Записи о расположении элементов
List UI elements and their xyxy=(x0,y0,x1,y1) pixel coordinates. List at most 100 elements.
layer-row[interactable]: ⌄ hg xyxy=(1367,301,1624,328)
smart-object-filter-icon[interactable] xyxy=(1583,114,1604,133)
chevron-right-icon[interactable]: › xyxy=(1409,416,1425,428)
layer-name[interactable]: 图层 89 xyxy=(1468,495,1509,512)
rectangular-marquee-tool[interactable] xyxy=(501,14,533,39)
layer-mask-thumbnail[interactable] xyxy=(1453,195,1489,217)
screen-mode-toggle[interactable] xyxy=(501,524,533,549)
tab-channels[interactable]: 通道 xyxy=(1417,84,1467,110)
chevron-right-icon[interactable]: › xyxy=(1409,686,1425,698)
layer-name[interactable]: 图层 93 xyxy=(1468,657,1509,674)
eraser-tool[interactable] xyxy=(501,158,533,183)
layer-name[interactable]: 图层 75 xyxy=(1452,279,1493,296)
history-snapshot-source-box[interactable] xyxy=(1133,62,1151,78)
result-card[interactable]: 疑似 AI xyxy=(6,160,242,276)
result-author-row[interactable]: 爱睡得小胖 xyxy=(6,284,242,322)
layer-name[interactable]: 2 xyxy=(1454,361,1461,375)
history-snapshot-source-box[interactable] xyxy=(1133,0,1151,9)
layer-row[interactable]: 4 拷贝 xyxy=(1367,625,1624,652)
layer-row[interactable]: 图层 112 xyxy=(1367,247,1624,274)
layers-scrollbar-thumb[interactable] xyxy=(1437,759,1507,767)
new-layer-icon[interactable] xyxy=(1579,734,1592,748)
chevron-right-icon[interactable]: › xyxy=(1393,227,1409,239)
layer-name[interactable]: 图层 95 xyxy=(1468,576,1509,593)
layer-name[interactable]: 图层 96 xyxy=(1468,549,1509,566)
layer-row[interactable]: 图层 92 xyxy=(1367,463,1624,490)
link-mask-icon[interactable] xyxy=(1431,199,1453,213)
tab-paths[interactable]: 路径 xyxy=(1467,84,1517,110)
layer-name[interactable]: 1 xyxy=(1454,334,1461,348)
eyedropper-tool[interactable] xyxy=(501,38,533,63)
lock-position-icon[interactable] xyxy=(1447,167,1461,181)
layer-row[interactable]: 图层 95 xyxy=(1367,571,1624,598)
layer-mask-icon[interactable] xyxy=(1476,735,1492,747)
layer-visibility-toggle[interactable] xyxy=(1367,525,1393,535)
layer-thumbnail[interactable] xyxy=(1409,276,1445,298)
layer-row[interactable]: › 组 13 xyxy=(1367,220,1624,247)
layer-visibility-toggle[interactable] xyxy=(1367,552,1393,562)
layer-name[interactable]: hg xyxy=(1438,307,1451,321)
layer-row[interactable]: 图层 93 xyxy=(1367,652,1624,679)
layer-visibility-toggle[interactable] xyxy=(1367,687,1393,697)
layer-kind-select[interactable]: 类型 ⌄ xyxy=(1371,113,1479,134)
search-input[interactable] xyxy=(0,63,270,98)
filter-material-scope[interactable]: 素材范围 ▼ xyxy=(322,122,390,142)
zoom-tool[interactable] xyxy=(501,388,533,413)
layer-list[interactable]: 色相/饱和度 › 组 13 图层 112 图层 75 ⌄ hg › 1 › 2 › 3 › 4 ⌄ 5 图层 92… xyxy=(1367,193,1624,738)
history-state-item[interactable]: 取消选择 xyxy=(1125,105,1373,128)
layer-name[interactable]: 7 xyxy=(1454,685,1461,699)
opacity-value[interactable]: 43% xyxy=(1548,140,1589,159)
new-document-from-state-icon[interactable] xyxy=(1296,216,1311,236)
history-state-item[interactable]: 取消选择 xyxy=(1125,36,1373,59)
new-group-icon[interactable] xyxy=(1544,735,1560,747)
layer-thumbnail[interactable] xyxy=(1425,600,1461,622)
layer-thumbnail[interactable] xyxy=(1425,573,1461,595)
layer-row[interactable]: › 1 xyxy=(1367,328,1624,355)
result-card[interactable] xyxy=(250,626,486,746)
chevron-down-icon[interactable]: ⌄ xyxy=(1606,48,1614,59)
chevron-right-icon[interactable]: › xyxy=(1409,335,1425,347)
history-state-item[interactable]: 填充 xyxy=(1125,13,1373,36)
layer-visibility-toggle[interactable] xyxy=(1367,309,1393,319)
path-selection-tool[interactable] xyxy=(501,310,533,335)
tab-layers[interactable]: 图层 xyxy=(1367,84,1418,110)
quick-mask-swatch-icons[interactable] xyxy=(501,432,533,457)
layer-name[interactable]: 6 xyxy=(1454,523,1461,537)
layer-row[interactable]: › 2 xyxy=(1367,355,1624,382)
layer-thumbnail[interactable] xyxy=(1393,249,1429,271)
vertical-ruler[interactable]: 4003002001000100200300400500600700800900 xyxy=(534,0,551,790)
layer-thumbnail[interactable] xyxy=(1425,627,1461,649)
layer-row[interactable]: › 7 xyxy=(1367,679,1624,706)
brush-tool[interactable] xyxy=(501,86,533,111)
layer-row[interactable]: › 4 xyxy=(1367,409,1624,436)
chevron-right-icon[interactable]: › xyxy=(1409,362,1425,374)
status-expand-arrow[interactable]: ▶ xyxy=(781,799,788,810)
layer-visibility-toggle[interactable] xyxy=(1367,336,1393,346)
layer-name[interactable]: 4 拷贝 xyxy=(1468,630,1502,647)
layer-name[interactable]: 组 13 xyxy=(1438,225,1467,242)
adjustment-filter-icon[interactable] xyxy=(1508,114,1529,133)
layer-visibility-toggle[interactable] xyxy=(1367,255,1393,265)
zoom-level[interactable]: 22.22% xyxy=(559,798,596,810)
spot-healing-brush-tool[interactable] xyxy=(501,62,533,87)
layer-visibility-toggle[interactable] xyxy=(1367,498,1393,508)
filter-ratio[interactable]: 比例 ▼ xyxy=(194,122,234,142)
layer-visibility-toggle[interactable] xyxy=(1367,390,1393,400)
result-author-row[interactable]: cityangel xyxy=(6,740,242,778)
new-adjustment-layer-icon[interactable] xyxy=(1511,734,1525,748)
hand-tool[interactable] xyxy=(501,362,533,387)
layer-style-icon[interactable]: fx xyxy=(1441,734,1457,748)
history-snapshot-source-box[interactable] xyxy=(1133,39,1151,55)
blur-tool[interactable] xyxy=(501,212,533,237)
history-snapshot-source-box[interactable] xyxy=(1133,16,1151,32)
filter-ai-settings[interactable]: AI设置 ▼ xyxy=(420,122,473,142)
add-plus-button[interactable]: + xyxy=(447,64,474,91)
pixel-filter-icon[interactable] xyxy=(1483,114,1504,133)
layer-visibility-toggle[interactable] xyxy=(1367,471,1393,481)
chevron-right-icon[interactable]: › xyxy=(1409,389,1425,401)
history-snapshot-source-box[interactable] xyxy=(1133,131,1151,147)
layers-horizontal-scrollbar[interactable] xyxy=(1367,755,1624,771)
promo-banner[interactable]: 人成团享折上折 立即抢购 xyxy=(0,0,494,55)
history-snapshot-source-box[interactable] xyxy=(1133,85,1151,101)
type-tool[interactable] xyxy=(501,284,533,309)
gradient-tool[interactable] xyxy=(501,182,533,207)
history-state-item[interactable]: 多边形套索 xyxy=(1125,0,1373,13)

ЧТО ТРЕБУЕТСЯ: Воспроизведите без изменений строки данных от самого начала до строки, содержащей «layer-row[interactable]: 图层 95», включая обе границы.

РЕЗУЛЬТАТ ВЫПОЛНЕНИЯ:
List UI elements and their xyxy=(x0,y0,x1,y1) pixel coordinates. List at most 100 elements.
layer-row[interactable]: ⌄ hg xyxy=(1367,301,1624,328)
smart-object-filter-icon[interactable] xyxy=(1583,114,1604,133)
chevron-right-icon[interactable]: › xyxy=(1409,416,1425,428)
layer-name[interactable]: 图层 89 xyxy=(1468,495,1509,512)
rectangular-marquee-tool[interactable] xyxy=(501,14,533,39)
layer-mask-thumbnail[interactable] xyxy=(1453,195,1489,217)
screen-mode-toggle[interactable] xyxy=(501,524,533,549)
tab-channels[interactable]: 通道 xyxy=(1417,84,1467,110)
chevron-right-icon[interactable]: › xyxy=(1409,686,1425,698)
layer-name[interactable]: 图层 93 xyxy=(1468,657,1509,674)
eraser-tool[interactable] xyxy=(501,158,533,183)
layer-name[interactable]: 图层 75 xyxy=(1452,279,1493,296)
history-snapshot-source-box[interactable] xyxy=(1133,62,1151,78)
result-card[interactable]: 疑似 AI xyxy=(6,160,242,276)
result-author-row[interactable]: 爱睡得小胖 xyxy=(6,284,242,322)
layer-name[interactable]: 2 xyxy=(1454,361,1461,375)
history-snapshot-source-box[interactable] xyxy=(1133,0,1151,9)
layer-row[interactable]: 4 拷贝 xyxy=(1367,625,1624,652)
layer-row[interactable]: 图层 112 xyxy=(1367,247,1624,274)
layers-scrollbar-thumb[interactable] xyxy=(1437,759,1507,767)
new-layer-icon[interactable] xyxy=(1579,734,1592,748)
chevron-right-icon[interactable]: › xyxy=(1393,227,1409,239)
layer-name[interactable]: 图层 95 xyxy=(1468,576,1509,593)
layer-name[interactable]: 图层 96 xyxy=(1468,549,1509,566)
layer-row[interactable]: 图层 92 xyxy=(1367,463,1624,490)
link-mask-icon[interactable] xyxy=(1431,199,1453,213)
tab-paths[interactable]: 路径 xyxy=(1467,84,1517,110)
layer-name[interactable]: 1 xyxy=(1454,334,1461,348)
eyedropper-tool[interactable] xyxy=(501,38,533,63)
lock-position-icon[interactable] xyxy=(1447,167,1461,181)
layer-row[interactable]: 图层 95 xyxy=(1367,571,1624,598)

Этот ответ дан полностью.